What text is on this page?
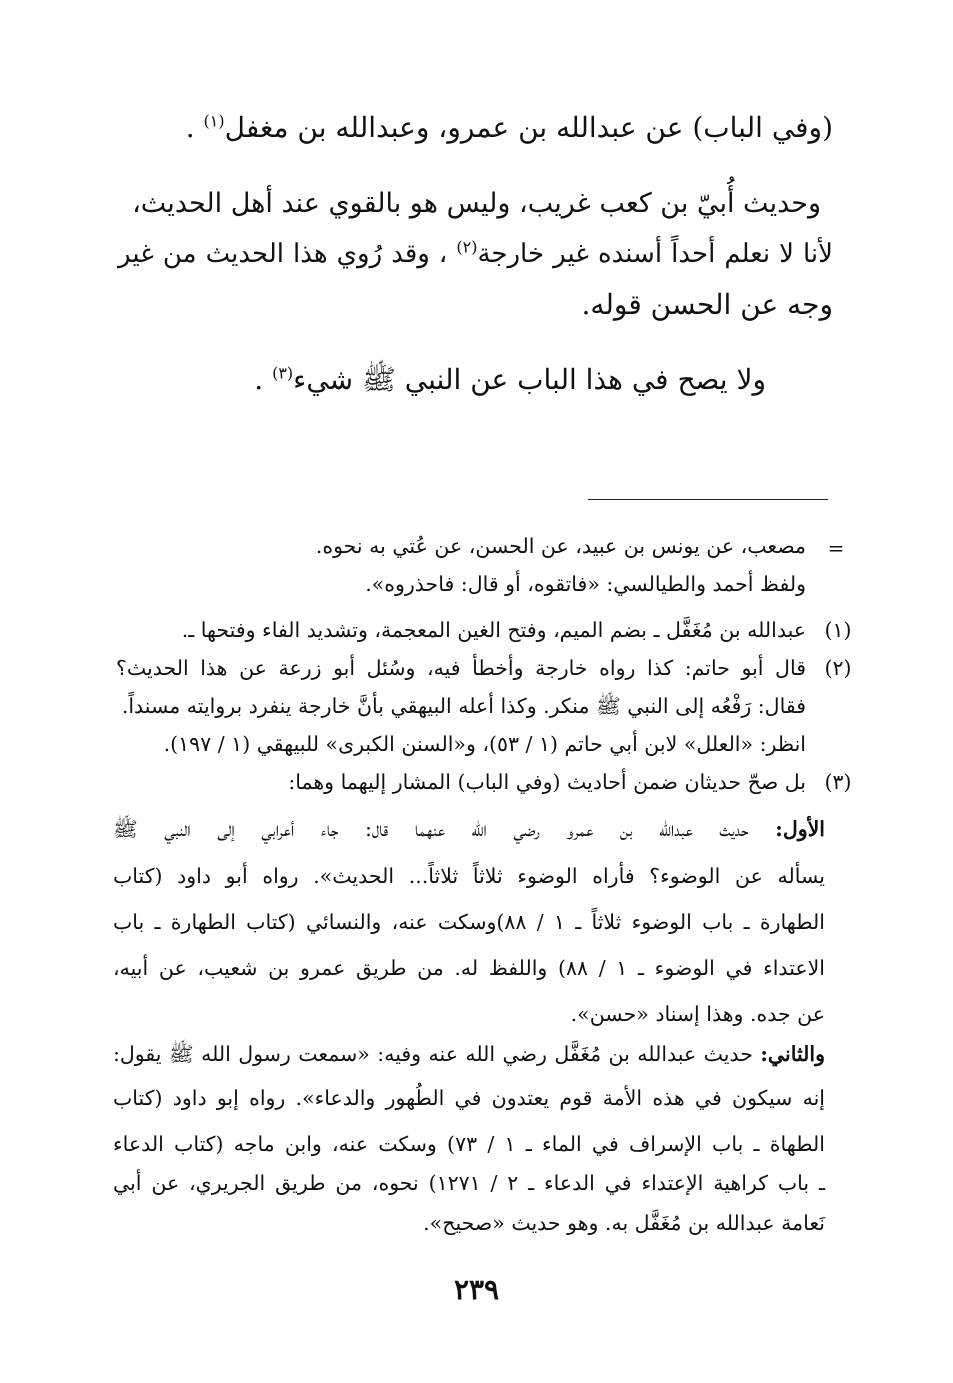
(وفي الباب) عن عبدالله بن عمرو، وعبدالله بن مغفل$^{(١)}$ .
وحديث أُبيّ بن كعب غريب، وليس هو بالقوي عند أهل الحديث،
لأنا لا نعلم أحداً أسنده غير خارجة$^{(٢)}$ ، وقد رُوي هذا الحديث من غير
وجه عن الحسن قوله.
ولا يصح في هذا الباب عن النبي ﷺ شيء$^{(٣)}$ .
=
مصعب، عن يونس بن عبيد، عن الحسن، عن عُتي به نحوه.
ولفظ أحمد والطيالسي: «فاتقوه، أو قال: فاحذروه».
(١)
عبدالله بن مُغَفَّل ـ بضم الميم، وفتح الغين المعجمة، وتشديد الفاء وفتحها ـ.
(٢)
قال أبو حاتم: كذا رواه خارجة وأخطأ فيه، وسُئل أبو زرعة عن هذا الحديث؟
فقال: رَفْعُه إلى النبي ﷺ منكر. وكذا أعله البيهقي بأنَّ خارجة ينفرد بروايته مسنداً.
انظر: «العلل» لابن أبي حاتم (١ / ٥٣)، و«السنن الكبرى» للبيهقي (١ / ١٩٧).
(٣)
بل صحّ حديثان ضمن أحاديث (وفي الباب) المشار إليهما وهما:
الأول: حديث عبدالله بن عمرو رضي الله عنهما قال: جاء أعرابي إلى النبي ﷺ
يسأله عن الوضوء؟ فأراه الوضوء ثلاثاً ثلاثاً... الحديث». رواه أبو داود (كتاب
الطهارة ـ باب الوضوء ثلاثاً ـ ١ / ٨٨)وسكت عنه، والنسائي (كتاب الطهارة ـ باب
الاعتداء في الوضوء ـ ١ / ٨٨) واللفظ له. من طريق عمرو بن شعيب، عن أبيه،
عن جده. وهذا إسناد «حسن».
والثاني: حديث عبدالله بن مُغَفَّل رضي الله عنه وفيه: «سمعت رسول الله ﷺ يقول:
إنه سيكون في هذه الأمة قوم يعتدون في الطُهور والدعاء». رواه إبو داود (كتاب
الطهاة ـ باب الإسراف في الماء ـ ١ / ٧٣) وسكت عنه، وابن ماجه (كتاب الدعاء
ـ باب كراهية الإعتداء في الدعاء ـ ٢ / ١٢٧١) نحوه، من طريق الجريري، عن أبي
نَعامة عبدالله بن مُغَفَّل به. وهو حديث «صحيح».
٢٣٩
|---|
[STATED PROBLEM]: All entries must be written out again exactly as given, with no pictures in the copy.

[WORKED ANSWER]:
What text is on this page?
(وفي الباب) عن عبدالله بن عمرو، وعبدالله بن مغفل$^{(١)}$ .
وحديث أُبيّ بن كعب غريب، وليس هو بالقوي عند أهل الحديث،
لأنا لا نعلم أحداً أسنده غير خارجة$^{(٢)}$ ، وقد رُوي هذا الحديث من غير
وجه عن الحسن قوله.
ولا يصح في هذا الباب عن النبي ﷺ شيء$^{(٣)}$ .
=
مصعب، عن يونس بن عبيد، عن الحسن، عن عُتي به نحوه.
ولفظ أحمد والطيالسي: «فاتقوه، أو قال: فاحذروه».
(١)
عبدالله بن مُغَفَّل ـ بضم الميم، وفتح الغين المعجمة، وتشديد الفاء وفتحها ـ.
(٢)
قال أبو حاتم: كذا رواه خارجة وأخطأ فيه، وسُئل أبو زرعة عن هذا الحديث؟
فقال: رَفْعُه إلى النبي ﷺ منكر. وكذا أعله البيهقي بأنَّ خارجة ينفرد بروايته مسنداً.
انظر: «العلل» لابن أبي حاتم (١ / ٥٣)، و«السنن الكبرى» للبيهقي (١ / ١٩٧).
(٣)
بل صحّ حديثان ضمن أحاديث (وفي الباب) المشار إليهما وهما:
الأول: حديث عبدالله بن عمرو رضي الله عنهما قال: جاء أعرابي إلى النبي ﷺ
يسأله عن الوضوء؟ فأراه الوضوء ثلاثاً ثلاثاً... الحديث». رواه أبو داود (كتاب
الطهارة ـ باب الوضوء ثلاثاً ـ ١ / ٨٨)وسكت عنه، والنسائي (كتاب الطهارة ـ باب
الاعتداء في الوضوء ـ ١ / ٨٨) واللفظ له. من طريق عمرو بن شعيب، عن أبيه،
عن جده. وهذا إسناد «حسن».
والثاني: حديث عبدالله بن مُغَفَّل رضي الله عنه وفيه: «سمعت رسول الله ﷺ يقول:
إنه سيكون في هذه الأمة قوم يعتدون في الطُهور والدعاء». رواه إبو داود (كتاب
الطهاة ـ باب الإسراف في الماء ـ ١ / ٧٣) وسكت عنه، وابن ماجه (كتاب الدعاء
ـ باب كراهية الإعتداء في الدعاء ـ ٢ / ١٢٧١) نحوه، من طريق الجريري، عن أبي
نَعامة عبدالله بن مُغَفَّل به. وهو حديث «صحيح».
٢٣٩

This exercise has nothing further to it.